■ **Task brief**:
Give every line from the entries that contains "title".
[BEGIN Data to use]
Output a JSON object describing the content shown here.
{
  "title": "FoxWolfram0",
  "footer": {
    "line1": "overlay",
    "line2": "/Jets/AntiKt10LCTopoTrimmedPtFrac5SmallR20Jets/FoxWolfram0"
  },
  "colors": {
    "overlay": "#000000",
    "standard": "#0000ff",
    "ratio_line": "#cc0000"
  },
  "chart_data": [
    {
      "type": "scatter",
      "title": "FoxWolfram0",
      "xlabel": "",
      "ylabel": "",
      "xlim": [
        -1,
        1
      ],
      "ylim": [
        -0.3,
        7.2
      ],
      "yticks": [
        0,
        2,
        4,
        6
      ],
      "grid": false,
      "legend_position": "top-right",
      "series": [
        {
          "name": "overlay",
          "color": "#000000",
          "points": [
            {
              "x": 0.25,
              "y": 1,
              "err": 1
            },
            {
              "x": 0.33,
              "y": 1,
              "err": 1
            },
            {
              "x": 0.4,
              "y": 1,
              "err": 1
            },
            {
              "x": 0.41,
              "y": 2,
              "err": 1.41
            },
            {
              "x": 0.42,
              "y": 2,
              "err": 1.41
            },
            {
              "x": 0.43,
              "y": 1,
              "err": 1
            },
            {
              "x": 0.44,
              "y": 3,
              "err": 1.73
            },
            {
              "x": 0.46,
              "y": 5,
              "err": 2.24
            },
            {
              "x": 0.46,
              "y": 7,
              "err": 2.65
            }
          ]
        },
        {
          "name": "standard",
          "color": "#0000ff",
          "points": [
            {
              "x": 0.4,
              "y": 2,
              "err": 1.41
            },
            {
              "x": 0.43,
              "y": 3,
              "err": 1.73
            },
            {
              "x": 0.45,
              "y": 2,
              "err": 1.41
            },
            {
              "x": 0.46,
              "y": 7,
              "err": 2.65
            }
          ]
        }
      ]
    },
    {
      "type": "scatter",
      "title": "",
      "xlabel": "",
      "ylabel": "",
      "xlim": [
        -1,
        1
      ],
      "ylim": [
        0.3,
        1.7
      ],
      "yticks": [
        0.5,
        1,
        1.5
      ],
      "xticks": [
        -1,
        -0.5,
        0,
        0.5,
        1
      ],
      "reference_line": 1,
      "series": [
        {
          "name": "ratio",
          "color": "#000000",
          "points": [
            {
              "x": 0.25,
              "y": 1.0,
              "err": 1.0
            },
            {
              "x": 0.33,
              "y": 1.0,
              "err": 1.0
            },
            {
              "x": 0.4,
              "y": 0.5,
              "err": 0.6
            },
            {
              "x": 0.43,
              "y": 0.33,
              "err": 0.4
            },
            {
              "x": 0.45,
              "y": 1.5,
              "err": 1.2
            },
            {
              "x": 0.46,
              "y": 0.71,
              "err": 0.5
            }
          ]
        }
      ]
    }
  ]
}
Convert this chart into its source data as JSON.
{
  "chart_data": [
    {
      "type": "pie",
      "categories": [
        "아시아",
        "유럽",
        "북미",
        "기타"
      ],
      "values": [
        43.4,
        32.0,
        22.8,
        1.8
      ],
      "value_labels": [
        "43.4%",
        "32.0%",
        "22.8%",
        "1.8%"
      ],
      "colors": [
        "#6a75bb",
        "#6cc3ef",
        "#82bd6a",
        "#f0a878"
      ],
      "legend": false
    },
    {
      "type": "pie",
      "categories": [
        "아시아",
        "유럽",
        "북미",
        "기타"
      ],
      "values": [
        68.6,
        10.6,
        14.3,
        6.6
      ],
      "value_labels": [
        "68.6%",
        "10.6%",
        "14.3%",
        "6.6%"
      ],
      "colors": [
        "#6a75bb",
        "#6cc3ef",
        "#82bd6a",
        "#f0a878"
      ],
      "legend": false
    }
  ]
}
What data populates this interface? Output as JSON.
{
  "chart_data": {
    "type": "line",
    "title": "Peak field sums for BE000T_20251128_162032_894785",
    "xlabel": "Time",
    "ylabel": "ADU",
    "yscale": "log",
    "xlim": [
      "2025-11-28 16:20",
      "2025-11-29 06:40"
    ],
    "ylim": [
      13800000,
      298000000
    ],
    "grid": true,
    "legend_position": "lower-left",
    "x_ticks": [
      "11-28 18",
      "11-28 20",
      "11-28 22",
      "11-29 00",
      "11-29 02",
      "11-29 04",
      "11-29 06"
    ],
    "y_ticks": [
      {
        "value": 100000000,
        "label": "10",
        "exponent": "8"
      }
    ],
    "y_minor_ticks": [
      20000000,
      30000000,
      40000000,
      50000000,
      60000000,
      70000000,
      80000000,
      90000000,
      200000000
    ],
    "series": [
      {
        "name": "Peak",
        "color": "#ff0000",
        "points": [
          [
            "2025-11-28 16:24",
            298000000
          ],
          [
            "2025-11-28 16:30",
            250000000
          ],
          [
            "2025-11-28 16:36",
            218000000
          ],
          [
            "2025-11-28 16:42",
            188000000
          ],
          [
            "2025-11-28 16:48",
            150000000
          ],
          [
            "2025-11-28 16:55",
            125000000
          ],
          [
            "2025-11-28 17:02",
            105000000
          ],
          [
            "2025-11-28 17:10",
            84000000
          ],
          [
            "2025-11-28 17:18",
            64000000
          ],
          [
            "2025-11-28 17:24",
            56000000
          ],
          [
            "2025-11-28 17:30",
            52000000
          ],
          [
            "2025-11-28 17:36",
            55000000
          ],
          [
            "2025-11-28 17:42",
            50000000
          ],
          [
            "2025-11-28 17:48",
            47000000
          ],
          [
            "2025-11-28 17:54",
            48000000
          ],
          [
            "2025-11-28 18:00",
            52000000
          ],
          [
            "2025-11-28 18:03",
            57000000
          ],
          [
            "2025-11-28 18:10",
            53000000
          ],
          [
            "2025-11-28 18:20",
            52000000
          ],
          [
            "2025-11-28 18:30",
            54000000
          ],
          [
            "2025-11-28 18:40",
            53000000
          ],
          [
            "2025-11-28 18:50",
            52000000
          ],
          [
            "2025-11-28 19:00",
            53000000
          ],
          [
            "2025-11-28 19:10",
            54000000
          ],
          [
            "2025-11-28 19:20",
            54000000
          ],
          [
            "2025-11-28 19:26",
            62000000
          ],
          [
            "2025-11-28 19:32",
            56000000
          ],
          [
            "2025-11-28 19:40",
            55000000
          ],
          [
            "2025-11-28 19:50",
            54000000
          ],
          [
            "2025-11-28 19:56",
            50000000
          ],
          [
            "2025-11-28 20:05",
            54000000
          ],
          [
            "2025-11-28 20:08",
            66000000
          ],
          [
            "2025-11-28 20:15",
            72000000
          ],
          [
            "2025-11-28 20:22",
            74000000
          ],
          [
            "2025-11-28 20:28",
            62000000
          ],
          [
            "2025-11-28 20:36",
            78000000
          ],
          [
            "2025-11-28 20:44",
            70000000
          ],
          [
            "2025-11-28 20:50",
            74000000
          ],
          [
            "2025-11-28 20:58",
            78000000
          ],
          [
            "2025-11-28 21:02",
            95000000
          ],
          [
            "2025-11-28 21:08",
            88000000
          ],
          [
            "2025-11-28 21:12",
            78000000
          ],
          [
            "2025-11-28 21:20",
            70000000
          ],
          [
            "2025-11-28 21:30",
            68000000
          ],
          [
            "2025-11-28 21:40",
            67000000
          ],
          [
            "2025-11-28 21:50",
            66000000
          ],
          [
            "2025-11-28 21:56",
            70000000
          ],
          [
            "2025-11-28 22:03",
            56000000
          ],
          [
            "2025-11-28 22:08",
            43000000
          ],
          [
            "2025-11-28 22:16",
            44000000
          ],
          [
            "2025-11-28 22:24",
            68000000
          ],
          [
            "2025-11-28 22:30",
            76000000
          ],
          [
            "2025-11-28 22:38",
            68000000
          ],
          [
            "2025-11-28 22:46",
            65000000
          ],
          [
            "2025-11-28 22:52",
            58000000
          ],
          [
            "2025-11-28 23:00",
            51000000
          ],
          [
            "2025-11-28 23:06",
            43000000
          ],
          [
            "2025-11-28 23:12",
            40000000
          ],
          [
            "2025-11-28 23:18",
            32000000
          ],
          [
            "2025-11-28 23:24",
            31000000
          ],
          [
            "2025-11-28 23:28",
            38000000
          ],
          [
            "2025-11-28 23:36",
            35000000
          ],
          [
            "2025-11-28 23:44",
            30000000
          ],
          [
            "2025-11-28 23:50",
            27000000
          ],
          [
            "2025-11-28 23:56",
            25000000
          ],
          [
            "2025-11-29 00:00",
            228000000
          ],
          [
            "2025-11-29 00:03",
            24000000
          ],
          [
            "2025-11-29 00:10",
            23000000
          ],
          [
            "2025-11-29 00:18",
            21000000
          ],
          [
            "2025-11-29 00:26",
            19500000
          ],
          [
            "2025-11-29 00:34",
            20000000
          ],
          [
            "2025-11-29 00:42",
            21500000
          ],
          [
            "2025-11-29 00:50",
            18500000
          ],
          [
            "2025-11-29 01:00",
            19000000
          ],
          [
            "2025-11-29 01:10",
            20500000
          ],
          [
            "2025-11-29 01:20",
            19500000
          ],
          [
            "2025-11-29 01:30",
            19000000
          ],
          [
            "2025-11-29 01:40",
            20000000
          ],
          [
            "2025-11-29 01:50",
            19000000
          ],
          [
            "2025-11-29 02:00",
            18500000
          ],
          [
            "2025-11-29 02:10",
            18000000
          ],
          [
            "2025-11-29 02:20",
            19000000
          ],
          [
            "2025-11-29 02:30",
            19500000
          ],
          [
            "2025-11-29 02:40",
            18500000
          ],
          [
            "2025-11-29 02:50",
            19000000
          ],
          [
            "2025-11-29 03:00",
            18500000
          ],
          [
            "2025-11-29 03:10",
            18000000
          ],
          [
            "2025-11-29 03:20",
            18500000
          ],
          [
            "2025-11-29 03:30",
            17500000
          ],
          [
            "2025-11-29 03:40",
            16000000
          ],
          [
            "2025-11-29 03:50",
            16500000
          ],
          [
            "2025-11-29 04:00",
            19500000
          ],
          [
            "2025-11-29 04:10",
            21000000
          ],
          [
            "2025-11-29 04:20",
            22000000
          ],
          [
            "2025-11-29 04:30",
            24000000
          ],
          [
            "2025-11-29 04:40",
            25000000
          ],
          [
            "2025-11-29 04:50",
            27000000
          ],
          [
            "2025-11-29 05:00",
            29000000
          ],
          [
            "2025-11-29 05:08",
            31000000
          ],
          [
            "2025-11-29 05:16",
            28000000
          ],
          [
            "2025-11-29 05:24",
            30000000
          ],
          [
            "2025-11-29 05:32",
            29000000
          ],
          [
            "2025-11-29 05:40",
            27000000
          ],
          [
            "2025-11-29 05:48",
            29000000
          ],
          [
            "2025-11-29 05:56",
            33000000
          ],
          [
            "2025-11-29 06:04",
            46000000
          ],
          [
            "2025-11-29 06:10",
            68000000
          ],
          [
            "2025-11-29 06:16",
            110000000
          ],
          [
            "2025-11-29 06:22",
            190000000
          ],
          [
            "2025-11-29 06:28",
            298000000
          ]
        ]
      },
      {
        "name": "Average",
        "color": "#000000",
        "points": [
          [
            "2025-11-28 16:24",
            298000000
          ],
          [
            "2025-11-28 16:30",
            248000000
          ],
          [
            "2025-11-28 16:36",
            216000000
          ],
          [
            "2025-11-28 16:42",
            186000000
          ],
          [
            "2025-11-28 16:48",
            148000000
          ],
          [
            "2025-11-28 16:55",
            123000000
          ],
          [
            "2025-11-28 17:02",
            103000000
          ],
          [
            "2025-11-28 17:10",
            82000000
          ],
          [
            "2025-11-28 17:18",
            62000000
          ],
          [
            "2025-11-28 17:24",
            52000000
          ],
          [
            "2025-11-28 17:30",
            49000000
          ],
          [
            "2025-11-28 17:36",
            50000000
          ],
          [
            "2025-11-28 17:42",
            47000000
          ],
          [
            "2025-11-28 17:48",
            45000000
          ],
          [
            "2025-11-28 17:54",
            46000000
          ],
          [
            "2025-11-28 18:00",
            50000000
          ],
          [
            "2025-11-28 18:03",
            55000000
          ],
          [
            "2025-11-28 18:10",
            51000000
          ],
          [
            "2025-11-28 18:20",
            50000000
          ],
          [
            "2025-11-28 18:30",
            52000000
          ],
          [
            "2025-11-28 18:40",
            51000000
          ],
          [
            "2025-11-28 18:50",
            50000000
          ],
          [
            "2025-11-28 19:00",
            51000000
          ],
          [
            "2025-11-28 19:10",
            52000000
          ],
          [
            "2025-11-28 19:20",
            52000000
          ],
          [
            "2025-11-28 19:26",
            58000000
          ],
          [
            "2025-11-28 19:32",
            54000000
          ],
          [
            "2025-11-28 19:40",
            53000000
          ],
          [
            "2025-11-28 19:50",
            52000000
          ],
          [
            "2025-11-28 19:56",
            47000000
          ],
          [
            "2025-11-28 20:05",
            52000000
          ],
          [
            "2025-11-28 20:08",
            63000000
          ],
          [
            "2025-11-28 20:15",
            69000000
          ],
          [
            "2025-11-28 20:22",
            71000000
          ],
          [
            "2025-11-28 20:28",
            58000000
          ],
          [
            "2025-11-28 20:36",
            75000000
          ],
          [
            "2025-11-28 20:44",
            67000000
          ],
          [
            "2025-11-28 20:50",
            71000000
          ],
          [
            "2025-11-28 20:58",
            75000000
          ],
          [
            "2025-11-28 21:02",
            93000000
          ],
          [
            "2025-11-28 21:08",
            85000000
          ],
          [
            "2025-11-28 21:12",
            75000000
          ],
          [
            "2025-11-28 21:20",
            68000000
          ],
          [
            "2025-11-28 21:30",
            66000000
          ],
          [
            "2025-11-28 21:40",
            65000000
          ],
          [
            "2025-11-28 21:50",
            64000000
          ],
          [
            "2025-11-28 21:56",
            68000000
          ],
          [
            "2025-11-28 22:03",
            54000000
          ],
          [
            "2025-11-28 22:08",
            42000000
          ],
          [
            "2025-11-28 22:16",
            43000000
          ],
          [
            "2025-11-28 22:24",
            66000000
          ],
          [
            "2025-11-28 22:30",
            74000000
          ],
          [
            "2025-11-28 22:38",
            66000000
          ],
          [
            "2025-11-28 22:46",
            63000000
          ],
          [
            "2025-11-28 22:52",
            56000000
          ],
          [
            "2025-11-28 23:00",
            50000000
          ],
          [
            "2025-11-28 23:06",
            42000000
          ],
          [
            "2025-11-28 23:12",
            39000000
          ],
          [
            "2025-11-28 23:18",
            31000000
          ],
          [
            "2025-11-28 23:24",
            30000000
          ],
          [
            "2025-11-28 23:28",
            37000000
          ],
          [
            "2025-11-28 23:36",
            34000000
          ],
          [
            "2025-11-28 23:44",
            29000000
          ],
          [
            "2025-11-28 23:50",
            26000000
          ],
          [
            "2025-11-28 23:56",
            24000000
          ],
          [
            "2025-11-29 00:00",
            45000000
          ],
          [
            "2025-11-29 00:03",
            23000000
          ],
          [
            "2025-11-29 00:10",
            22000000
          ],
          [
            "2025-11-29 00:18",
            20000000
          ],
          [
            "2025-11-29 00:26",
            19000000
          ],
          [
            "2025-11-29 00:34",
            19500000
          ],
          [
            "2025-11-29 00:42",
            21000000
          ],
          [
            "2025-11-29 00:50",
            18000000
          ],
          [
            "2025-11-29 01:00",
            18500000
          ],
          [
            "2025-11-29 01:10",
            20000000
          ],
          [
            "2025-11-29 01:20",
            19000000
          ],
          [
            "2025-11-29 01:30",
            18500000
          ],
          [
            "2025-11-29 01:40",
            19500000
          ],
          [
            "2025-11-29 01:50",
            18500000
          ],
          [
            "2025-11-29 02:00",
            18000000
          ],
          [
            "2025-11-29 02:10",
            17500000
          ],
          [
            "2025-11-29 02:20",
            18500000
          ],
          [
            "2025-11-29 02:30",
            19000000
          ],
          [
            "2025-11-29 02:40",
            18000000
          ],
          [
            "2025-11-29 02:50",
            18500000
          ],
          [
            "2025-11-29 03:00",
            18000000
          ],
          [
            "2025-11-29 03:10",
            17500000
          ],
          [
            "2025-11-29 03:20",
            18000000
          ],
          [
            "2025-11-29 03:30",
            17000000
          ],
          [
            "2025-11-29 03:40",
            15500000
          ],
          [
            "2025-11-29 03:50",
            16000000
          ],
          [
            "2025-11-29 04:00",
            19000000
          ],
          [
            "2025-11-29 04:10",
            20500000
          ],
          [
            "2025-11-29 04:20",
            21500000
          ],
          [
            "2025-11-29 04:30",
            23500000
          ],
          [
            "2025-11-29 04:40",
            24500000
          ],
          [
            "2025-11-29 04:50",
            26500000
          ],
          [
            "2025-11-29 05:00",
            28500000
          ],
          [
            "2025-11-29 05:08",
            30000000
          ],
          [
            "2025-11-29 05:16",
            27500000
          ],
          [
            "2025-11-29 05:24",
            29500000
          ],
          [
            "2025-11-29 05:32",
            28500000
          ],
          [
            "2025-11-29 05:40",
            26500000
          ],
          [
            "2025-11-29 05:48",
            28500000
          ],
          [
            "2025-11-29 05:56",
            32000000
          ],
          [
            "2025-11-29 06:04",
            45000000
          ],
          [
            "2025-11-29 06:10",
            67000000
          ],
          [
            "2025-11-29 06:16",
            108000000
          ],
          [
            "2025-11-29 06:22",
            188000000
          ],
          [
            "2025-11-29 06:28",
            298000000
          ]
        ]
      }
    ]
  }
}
[END Data to use]
■ **Worked answer**:
  "title": "FoxWolfram0",
      "title": "FoxWolfram0",
      "title": "",
    "title": "Peak field sums for BE000T_20251128_162032_894785",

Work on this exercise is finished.